**STATED GOAL 1:** Change "Polygon shape" to "Polygon" in the rows starting at the one containing "- Polygon shape: [262, 126, 272, 178]" and ending at the one containing "- Polygon shape: [94, 176, 116, 189]". Give back only those rows, with nothing else altered.

·····

OSDev.org

Posted: **Sat Jul 31, 2010 3:12 pm**

bontanu wrote:
Owen wrote: Complicating the processor if the application needs/benefits from it is not an issue
Yes... but it is not really needed just an old custom and it does occupy a lot of area in the CPU core and as the number of cores does increase this area does become a drag.

And there is another problem: those additional layers do reduce speed by approximatively 15% - 30% and in a world where the CPU frequency has reached the top limits this is a further problem.

My estimate is that paging and memory protection as we know it today will be dropped and instead we will see many more simple and faster cores that can be configured to execute a single process into a "zone" by a master CPU.

This trend is already visible.

You vastly overestimate the impact paging has on speed: Next to none. It adds latency, yes, but does not reduce speed

bontanu wrote:
Why must the address adders be able to perform 64 bit addition? You can cut out most of the logic for the bits above 47, reduce gate delayes and speed things up
I suggest that you understand electronics and CPU architecture better.

The address calculations for the instructions and operands are performed BEFORE the paging mechanism by the CPU.

Paging is only a translation mechanism that converts a logical address into a physical address.

Hence if you think a little you will observe that the adders already perform full 64bits additions (and yeah this does slow down 64 bits long mode)

For your example: mov rax, [rsi + 4*rbx + my_offset_32]

Here I can setup values in RSI and RBX that added together will generate an linear address of your choice... with whatever bit set or reset... obviously the adder must be able to perform the addition (think about LEA) even IF later on the paging mechanism will generate an address that is not canonical and eventually an exception.

Besides the current address limitations will most likely be removed and they will not redesign the CPU with each bit of address added.

Paging in not there to simplify the CPU. Limits on the physical address canonical form are but they will be slowly removed.

Bits propagate with adders / carry and NO you can not cut off bits above 47 )

Please stop assuming I don't understand electronics. I do, very well.

You can set up the logic in order to detect faults without calculating the results. This can be very fast. The knowledge required to do such things is very well known in the semiconductor industry, and I would expect AMD and Intel to have it.

As for performance? 64 bit arithmetic does not affect load-store performance. Most of the maths is done in parallel with fetching the TLB entries. The other bits only need to match the latency of the TLB. You can delay taking the exception for quite a while.

·····

**STATED GOAL 2:** Condense the paragraph of the thread that begins "As for performance?" into a short bulleted list of its main points.

·····

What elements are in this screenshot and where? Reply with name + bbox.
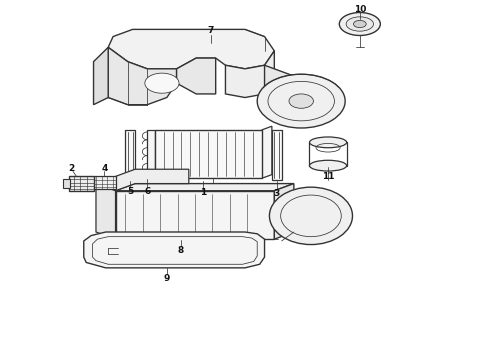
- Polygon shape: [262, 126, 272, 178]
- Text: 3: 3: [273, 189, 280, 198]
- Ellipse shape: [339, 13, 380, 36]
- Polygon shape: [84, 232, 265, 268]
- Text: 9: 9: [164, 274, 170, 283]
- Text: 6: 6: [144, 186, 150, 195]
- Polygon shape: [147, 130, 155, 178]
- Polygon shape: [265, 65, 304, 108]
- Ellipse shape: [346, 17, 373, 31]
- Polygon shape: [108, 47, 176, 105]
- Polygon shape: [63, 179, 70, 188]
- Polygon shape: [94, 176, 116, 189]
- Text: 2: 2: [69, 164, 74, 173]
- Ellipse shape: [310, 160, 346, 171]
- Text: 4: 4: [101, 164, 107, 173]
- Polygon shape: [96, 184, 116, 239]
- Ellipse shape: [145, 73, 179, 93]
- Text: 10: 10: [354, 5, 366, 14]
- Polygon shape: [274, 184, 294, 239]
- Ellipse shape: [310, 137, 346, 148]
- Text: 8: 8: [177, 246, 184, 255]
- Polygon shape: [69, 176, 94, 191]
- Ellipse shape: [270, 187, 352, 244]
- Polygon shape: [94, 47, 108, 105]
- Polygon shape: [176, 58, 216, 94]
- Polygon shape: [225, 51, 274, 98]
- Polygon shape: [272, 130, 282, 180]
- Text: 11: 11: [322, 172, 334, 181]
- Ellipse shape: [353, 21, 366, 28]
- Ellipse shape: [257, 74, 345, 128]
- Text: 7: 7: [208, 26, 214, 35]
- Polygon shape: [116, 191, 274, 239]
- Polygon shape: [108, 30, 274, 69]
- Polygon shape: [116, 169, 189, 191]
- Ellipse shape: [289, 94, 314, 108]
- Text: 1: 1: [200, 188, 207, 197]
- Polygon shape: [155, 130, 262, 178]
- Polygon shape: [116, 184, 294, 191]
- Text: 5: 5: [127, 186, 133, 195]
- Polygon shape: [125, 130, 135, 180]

·····

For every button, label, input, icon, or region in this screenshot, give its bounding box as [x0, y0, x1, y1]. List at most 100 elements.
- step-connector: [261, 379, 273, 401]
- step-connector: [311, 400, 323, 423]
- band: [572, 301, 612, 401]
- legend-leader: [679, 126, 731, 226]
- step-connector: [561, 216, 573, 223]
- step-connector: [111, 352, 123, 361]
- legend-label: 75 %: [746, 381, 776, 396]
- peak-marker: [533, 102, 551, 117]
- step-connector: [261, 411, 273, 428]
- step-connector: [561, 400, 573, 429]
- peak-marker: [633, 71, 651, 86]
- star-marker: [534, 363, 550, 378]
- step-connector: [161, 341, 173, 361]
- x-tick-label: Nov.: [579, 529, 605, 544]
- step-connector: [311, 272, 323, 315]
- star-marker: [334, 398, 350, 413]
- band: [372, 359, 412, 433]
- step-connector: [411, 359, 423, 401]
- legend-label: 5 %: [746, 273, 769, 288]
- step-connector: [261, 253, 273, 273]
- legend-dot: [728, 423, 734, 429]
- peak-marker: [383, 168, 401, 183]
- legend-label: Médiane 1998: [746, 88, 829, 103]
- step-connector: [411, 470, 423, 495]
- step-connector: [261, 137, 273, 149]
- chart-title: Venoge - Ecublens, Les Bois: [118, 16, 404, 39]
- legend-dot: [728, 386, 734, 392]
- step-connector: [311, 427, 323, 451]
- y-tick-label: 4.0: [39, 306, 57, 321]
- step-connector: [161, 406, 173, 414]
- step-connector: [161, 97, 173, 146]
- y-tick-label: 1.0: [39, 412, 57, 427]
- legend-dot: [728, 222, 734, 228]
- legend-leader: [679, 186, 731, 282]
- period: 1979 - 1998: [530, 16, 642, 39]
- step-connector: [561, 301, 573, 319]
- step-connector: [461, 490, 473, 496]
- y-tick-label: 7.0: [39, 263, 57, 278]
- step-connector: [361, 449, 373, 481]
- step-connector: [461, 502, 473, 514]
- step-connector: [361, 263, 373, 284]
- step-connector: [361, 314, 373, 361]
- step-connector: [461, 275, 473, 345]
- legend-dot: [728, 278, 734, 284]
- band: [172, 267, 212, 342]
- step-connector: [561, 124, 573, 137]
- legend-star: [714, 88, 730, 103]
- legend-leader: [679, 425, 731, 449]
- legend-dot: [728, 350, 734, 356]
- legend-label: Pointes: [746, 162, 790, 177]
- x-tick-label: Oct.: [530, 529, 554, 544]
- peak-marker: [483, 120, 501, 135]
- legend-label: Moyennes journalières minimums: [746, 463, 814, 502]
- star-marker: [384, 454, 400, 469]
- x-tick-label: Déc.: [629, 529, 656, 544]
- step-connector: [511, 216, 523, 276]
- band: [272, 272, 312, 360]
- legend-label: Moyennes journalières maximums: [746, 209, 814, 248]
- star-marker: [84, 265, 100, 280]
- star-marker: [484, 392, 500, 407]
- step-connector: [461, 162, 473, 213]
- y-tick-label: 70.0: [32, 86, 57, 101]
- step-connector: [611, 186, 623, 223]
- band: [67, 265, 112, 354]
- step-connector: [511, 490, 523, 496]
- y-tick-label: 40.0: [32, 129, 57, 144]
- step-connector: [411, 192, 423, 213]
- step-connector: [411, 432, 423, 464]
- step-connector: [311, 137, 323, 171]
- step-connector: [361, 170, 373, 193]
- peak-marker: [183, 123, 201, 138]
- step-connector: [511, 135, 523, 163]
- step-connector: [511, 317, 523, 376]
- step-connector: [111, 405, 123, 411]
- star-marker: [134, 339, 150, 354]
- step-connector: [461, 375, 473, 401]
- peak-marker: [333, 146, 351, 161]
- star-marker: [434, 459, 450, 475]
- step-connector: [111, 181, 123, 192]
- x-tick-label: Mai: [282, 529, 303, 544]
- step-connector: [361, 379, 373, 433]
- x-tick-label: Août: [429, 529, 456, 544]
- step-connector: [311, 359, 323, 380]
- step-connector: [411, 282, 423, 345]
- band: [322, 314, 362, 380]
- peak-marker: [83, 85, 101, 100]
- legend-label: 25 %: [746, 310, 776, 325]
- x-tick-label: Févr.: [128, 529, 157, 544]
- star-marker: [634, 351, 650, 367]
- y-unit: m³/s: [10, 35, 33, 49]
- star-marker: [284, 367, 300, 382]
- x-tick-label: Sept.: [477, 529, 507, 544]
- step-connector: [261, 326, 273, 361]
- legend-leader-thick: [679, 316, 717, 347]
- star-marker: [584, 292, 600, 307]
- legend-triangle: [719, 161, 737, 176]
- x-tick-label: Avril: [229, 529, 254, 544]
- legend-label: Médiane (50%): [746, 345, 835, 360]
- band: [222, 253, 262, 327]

·····

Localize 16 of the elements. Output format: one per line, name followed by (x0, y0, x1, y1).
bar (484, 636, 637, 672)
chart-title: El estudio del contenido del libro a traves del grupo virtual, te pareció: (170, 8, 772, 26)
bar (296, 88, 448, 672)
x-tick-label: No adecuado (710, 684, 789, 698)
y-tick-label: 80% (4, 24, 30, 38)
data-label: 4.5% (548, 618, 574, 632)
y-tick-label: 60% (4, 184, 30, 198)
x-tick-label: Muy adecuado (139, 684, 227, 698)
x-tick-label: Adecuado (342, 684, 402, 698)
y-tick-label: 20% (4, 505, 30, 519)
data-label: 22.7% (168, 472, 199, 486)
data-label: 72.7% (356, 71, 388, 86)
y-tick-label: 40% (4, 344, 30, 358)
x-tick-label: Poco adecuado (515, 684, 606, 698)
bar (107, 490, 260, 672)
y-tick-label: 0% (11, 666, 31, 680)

·····

**RESULT 1:**
- Polygon: [262, 126, 272, 178]
- Text: 3: 3: [273, 189, 280, 198]
- Ellipse shape: [339, 13, 380, 36]
- Polygon: [84, 232, 265, 268]
- Text: 9: 9: [164, 274, 170, 283]
- Text: 6: 6: [144, 186, 150, 195]
- Polygon: [147, 130, 155, 178]
- Polygon: [265, 65, 304, 108]
- Ellipse shape: [346, 17, 373, 31]
- Polygon: [108, 47, 176, 105]
- Polygon: [63, 179, 70, 188]
- Polygon: [94, 176, 116, 189]

**RESULT 2:**
- 64-bit arithmetic does not affect load-store performance.
- Most of the math is done in parallel with fetching the TLB entries.
- The other bits only need to match the latency of the TLB.
- Taking the exception can be delayed for quite a while.